──────── SUPPLIED MATERIAL ────────

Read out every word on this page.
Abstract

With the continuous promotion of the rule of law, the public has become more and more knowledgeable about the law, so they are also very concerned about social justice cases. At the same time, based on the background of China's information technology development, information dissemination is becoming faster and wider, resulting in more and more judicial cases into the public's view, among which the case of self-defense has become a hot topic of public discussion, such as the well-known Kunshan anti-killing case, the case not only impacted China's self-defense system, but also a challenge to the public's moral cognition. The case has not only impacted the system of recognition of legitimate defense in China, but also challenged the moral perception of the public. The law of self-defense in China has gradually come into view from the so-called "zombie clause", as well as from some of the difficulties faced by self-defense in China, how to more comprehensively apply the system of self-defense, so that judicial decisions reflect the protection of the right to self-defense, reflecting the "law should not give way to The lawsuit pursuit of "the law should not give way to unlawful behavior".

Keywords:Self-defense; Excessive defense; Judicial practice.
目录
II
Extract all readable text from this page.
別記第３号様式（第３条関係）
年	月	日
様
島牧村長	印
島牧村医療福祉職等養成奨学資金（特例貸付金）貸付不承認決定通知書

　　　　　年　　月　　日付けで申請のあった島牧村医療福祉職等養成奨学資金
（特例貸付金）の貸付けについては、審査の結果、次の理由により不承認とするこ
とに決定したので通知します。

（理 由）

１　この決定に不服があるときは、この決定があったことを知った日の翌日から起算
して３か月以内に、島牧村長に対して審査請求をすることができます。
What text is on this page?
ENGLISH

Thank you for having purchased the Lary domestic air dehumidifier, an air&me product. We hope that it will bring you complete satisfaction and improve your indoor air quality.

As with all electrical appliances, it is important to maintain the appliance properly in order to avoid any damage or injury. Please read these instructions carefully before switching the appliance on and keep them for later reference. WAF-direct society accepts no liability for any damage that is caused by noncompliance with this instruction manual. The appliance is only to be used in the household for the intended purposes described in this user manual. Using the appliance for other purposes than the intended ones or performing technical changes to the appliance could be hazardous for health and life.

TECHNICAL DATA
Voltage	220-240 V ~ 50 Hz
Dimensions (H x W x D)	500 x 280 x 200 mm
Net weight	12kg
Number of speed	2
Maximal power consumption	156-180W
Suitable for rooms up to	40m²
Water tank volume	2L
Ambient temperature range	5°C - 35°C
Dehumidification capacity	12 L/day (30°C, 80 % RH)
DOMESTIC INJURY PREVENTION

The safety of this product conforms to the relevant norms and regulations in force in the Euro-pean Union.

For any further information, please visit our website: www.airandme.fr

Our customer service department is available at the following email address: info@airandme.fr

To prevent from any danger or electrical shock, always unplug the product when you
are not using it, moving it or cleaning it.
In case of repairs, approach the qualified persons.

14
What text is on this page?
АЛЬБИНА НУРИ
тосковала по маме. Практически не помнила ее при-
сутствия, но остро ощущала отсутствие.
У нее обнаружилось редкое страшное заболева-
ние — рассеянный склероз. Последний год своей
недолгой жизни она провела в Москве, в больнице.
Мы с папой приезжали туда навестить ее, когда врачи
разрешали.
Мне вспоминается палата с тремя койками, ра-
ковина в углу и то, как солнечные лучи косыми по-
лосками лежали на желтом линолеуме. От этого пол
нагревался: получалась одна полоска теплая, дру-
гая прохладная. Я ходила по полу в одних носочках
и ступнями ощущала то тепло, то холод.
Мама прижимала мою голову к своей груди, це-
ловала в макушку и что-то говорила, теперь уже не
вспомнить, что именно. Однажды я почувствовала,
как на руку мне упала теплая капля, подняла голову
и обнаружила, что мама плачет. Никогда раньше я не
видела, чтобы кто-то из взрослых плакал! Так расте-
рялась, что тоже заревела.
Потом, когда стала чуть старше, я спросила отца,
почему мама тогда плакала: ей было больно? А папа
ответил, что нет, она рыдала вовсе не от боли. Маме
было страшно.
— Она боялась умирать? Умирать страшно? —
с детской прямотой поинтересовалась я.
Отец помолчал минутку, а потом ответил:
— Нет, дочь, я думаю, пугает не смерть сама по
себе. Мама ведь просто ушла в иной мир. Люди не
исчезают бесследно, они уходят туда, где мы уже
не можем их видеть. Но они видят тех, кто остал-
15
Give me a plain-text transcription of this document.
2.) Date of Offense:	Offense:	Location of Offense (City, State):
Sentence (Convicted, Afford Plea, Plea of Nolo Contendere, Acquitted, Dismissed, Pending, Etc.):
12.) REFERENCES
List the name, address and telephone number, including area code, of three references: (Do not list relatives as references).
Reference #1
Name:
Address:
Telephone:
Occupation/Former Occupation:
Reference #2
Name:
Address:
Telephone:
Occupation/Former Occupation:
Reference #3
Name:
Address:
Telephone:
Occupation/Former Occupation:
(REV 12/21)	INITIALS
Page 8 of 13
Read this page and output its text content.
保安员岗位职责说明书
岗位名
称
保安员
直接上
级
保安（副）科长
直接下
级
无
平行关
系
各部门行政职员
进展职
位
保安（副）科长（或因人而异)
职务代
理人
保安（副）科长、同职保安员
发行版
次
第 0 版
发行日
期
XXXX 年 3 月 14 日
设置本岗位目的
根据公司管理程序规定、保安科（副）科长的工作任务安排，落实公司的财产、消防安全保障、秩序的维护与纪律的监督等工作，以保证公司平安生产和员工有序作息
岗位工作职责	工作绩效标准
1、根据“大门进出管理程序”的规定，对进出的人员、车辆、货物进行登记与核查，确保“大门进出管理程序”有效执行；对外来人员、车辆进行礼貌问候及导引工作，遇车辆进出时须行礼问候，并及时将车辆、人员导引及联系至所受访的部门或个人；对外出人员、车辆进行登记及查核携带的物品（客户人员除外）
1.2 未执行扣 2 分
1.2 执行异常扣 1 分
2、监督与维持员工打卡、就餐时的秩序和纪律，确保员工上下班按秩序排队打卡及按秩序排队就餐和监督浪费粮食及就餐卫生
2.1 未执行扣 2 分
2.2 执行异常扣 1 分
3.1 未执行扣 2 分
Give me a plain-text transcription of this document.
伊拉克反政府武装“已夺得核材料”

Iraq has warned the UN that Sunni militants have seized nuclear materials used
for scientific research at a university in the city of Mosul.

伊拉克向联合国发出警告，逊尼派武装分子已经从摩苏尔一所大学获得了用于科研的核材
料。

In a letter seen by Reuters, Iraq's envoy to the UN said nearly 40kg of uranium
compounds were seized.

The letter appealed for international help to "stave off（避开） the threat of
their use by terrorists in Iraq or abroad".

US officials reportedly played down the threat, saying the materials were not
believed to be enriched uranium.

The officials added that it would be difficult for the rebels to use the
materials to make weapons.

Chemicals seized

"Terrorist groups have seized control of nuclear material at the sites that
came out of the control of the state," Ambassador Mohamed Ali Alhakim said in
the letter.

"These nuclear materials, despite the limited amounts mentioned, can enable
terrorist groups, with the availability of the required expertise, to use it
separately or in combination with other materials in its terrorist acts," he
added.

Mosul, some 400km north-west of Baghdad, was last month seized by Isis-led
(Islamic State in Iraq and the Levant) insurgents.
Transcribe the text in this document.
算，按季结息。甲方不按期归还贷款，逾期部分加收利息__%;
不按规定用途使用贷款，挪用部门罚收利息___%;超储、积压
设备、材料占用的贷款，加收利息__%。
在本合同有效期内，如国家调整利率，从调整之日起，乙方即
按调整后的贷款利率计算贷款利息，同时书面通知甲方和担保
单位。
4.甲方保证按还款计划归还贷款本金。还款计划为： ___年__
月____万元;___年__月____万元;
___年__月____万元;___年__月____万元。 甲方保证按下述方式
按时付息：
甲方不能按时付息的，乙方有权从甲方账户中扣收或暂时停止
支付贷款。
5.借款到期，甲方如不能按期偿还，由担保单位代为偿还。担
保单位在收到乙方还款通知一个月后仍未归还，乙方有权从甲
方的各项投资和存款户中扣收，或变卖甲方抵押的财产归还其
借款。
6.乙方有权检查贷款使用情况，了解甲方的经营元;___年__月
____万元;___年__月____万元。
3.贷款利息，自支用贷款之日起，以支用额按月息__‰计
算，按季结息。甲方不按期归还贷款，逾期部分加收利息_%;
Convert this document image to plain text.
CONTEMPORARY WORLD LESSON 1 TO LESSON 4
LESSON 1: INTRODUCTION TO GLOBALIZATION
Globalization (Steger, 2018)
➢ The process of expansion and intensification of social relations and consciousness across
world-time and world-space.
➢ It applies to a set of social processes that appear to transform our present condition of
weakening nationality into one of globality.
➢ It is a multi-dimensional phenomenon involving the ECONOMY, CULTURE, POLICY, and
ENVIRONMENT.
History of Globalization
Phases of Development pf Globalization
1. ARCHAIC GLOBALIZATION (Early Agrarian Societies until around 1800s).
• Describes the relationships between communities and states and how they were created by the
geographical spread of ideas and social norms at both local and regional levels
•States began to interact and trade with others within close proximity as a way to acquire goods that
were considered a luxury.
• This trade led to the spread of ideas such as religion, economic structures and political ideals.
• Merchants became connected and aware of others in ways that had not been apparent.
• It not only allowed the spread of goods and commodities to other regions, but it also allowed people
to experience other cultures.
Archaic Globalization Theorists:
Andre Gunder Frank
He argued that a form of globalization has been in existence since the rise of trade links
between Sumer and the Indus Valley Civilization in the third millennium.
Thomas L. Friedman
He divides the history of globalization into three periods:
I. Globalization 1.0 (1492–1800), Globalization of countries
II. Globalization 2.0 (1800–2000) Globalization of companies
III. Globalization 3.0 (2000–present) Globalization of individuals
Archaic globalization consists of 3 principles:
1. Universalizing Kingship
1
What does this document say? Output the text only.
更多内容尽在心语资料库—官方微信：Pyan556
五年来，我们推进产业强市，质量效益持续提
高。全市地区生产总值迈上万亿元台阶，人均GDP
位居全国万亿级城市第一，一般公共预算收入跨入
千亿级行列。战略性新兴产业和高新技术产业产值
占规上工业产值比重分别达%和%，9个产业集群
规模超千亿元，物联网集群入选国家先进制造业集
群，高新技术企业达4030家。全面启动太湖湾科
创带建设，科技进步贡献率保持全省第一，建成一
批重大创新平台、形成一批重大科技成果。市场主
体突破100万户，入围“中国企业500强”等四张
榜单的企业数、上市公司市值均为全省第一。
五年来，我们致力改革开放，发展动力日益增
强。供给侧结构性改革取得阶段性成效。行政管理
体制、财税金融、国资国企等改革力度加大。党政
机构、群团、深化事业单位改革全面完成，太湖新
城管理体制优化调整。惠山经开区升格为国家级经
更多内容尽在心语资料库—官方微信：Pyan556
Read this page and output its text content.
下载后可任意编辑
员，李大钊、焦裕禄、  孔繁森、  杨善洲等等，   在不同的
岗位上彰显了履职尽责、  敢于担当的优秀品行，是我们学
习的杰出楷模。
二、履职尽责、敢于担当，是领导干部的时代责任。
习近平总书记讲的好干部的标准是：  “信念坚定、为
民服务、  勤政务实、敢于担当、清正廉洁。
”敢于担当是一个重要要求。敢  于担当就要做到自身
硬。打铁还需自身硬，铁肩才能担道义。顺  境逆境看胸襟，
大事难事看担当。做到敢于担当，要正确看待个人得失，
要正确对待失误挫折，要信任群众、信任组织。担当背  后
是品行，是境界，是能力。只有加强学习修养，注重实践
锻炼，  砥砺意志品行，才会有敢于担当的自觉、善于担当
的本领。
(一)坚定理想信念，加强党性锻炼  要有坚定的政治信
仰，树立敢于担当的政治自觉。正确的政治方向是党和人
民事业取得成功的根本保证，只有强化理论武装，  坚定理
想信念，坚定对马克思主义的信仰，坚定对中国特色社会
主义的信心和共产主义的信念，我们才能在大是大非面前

────────

Give the count of lines in the records that contain "ответил", and no other text.

2